# Problem statement
Answer these questions from the Capital Audio Fest 2021 show report:
1. Who guided visitors through the two sources in the system, and which distribution was he from?
2. Which tonearm comes with the Pear Audio Blue Odar turntable?
3. Who reviewed the ModWright PH 9.0X phono stage?

# Text segment
Dr. Vinyl of Baltimore, Maryland was the ringmaster of our two ring audio circus at Capital Audio Fest 2021. Displaying an active collection of components that blended seamlessly and with gusto, from brands like ModWright Instruments, Larsen, Ideon, Pear Audio Blue, 432 EVO, Puritan Audio Labs, and MosArt.
The Story
From Audio Skies distribution, Michael Vamos was on hand to guide us through two fantastic sources uses in this exhibit system: the Pear Audio Blue Odar turntable, and the Ideon Ayazi MkII DAC.
The Odar turntable builds upon the solid foundation of the Kid Thomas turntable, the Odar was created for the discerning analog lover. Featuring two armboards, capable of using either 10 or 12 inch arms, and delivered with a Cornet 2 12-inch tonearm, massive motor housing, massive 14 inch diameter platter, platform in the same solid wood material as the plinth, and a separate power supply.
The Ideon Ayazi MkII DAC is billed as an affordable reference digital device that I can only say, our own Marc Phillips is reviewing it, we love it, and you’re gonna have to wait for that review to publish in a couple of weeks for all the juicy details. For now, you’ll have to suffice with the sonic impressions from the show.
In the middle of all the action, two pieces of wonderment from ModWright Instruments — handling the vinyl signal, the PH 9.0X phono stage recently reviewed (linked here) by our own Grover Neville.

# Dataset content
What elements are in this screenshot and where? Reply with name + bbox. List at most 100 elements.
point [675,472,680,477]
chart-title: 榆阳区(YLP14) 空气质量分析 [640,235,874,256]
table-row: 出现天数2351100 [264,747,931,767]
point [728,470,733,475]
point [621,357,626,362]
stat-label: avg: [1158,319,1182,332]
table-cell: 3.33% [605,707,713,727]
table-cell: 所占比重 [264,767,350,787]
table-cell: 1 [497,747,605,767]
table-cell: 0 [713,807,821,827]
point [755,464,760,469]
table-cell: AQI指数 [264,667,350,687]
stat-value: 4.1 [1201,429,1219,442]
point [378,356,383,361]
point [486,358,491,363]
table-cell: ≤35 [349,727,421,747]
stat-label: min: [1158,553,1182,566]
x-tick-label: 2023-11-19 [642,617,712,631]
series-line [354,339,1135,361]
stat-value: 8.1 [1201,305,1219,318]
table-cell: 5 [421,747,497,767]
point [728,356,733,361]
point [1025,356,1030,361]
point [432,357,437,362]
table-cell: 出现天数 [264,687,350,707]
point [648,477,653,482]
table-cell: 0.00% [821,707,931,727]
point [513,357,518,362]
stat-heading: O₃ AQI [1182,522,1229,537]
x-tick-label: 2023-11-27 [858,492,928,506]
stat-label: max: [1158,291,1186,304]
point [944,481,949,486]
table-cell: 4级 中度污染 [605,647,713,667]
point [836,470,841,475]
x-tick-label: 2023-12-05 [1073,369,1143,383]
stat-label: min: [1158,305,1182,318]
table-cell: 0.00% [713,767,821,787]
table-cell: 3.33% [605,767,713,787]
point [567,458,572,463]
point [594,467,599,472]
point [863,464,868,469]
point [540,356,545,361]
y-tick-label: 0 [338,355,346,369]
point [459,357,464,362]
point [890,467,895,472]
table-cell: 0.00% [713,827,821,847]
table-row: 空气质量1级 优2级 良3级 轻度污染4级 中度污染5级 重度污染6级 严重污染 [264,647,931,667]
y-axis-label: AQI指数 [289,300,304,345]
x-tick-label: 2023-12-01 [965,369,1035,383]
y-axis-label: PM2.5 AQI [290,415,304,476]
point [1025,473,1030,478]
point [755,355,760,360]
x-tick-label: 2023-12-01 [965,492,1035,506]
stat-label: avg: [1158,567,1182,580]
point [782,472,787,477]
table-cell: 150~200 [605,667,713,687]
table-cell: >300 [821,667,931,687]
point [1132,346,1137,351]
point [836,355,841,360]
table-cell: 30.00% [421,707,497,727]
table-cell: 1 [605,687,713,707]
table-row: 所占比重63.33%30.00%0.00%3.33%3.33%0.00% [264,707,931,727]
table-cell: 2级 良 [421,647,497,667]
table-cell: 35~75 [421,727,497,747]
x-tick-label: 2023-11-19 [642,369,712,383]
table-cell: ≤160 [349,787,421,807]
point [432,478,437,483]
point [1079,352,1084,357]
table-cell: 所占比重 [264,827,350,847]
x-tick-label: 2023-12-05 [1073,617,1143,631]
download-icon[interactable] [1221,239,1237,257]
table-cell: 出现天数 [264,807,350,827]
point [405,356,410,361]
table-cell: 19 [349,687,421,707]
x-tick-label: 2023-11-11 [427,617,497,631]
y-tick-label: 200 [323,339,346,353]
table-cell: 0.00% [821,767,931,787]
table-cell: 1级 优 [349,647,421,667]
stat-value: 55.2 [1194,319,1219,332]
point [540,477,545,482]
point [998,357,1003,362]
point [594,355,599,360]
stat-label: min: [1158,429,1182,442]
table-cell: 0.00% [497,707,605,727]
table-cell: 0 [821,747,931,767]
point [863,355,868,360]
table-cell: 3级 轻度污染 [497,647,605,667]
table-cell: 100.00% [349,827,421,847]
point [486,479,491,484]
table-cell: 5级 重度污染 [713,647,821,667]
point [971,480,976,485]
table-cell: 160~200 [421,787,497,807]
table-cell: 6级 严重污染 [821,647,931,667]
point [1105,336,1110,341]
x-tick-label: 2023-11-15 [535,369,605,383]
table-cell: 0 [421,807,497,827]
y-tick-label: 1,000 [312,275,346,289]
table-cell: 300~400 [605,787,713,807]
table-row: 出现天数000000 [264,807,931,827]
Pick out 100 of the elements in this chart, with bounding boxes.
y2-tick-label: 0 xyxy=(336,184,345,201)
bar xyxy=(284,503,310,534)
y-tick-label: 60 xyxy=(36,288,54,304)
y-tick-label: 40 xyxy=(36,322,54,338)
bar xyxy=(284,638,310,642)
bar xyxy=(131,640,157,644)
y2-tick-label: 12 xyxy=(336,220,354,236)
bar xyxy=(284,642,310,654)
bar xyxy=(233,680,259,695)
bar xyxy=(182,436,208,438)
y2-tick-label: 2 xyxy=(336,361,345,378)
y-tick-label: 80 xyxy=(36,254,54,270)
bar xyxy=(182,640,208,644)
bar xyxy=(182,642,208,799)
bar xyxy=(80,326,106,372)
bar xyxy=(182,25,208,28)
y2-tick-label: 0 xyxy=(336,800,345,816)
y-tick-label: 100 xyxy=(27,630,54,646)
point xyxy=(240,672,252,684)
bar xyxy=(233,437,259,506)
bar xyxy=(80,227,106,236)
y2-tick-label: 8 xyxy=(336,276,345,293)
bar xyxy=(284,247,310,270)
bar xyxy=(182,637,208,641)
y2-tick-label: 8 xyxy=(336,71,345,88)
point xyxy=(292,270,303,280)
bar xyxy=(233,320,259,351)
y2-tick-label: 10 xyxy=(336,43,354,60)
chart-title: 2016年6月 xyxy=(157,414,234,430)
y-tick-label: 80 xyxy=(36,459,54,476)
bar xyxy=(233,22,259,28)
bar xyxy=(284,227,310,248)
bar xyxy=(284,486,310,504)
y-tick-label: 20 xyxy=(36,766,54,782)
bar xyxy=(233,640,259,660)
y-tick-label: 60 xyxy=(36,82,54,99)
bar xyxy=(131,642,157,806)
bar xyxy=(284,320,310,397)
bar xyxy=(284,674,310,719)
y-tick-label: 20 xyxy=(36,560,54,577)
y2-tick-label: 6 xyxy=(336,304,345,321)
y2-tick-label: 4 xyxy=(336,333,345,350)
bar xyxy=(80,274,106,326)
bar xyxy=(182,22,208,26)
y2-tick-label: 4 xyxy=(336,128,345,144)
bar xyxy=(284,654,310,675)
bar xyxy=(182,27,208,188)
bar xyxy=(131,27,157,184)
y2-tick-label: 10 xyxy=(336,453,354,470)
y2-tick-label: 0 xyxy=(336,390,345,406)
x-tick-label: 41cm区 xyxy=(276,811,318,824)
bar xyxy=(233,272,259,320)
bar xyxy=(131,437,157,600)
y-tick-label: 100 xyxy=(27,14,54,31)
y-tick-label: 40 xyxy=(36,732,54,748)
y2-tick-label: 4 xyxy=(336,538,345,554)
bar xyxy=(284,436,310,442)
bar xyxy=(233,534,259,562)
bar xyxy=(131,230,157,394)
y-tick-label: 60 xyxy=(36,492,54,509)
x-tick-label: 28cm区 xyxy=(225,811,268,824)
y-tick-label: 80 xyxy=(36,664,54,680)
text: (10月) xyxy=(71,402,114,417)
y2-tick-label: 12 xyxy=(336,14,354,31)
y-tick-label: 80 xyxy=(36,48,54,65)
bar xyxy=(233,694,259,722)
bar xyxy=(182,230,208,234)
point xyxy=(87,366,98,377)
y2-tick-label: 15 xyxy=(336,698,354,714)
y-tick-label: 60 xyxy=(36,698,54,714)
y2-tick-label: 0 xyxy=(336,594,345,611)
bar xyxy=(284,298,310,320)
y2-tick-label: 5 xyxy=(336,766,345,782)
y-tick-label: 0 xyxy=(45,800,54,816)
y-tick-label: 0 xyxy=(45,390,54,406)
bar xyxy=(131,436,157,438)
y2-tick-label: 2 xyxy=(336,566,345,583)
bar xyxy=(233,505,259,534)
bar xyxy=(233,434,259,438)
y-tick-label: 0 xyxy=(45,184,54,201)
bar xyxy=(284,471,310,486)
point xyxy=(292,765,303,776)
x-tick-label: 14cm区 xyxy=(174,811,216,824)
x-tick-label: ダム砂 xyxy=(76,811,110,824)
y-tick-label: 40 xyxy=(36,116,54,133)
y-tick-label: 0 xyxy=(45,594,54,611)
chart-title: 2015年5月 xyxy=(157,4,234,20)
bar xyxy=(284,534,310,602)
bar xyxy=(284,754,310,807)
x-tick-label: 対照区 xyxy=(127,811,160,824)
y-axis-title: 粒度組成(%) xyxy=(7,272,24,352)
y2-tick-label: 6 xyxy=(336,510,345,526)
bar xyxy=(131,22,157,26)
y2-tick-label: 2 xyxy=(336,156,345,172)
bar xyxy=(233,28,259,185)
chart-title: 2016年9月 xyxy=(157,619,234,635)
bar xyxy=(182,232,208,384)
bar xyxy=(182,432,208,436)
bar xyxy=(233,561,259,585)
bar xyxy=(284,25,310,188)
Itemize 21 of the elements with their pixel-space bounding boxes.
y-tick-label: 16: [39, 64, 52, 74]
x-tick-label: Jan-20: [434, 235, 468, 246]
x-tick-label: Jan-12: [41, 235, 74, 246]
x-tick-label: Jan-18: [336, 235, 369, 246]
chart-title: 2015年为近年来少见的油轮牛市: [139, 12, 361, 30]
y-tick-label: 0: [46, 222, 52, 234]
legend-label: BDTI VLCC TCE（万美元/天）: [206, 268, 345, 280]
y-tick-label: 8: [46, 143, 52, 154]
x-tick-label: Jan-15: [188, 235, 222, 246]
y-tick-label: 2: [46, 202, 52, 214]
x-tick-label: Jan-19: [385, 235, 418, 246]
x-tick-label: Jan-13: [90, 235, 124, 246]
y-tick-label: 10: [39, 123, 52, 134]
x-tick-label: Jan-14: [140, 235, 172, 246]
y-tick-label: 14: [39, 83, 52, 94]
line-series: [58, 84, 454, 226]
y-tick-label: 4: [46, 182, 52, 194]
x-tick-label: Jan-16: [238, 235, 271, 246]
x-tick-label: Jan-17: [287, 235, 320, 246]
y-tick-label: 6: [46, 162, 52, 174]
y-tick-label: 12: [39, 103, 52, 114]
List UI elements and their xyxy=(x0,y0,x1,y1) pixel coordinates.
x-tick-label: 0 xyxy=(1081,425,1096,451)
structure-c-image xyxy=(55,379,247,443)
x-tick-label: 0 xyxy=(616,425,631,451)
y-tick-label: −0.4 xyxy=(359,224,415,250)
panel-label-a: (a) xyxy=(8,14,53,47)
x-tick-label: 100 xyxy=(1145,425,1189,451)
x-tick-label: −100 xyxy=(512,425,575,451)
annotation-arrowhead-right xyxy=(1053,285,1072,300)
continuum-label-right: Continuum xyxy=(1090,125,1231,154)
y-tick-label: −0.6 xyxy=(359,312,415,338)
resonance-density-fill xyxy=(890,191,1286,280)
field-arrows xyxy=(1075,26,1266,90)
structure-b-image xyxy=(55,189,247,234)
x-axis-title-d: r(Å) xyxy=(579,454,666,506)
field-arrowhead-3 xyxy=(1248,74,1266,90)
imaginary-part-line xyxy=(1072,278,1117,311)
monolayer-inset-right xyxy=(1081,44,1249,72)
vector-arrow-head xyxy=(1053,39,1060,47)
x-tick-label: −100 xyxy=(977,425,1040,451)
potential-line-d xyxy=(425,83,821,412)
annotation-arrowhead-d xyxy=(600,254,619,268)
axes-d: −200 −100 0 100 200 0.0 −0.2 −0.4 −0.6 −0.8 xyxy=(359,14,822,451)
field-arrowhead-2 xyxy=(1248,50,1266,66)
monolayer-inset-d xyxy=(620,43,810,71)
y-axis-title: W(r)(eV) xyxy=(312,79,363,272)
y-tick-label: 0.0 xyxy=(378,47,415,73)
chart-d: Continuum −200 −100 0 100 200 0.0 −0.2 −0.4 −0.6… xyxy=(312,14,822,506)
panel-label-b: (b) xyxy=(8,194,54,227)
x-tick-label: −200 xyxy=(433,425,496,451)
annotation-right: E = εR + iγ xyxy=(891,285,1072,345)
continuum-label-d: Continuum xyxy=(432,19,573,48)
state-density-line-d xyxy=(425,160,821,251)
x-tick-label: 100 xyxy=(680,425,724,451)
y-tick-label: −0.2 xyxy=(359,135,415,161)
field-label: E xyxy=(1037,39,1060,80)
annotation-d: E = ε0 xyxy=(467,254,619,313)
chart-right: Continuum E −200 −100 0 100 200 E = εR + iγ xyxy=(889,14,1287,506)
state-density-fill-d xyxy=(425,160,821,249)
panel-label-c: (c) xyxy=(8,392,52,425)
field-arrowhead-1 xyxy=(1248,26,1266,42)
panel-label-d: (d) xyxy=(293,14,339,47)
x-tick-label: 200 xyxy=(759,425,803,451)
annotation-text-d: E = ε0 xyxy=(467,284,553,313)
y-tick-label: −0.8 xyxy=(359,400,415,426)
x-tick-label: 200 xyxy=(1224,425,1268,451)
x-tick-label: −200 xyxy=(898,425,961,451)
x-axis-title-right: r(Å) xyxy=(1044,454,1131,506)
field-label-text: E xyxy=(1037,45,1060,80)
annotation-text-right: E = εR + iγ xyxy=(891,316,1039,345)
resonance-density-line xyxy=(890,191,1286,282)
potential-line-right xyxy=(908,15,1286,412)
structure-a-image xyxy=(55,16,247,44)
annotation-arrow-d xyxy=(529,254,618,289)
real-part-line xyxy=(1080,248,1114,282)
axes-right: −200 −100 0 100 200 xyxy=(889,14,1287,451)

# Answer to this exercise
1. Michael Vamos, from Audio Skies distribution.
2. A Cornet 2 12-inch tonearm.
3. Grover Neville.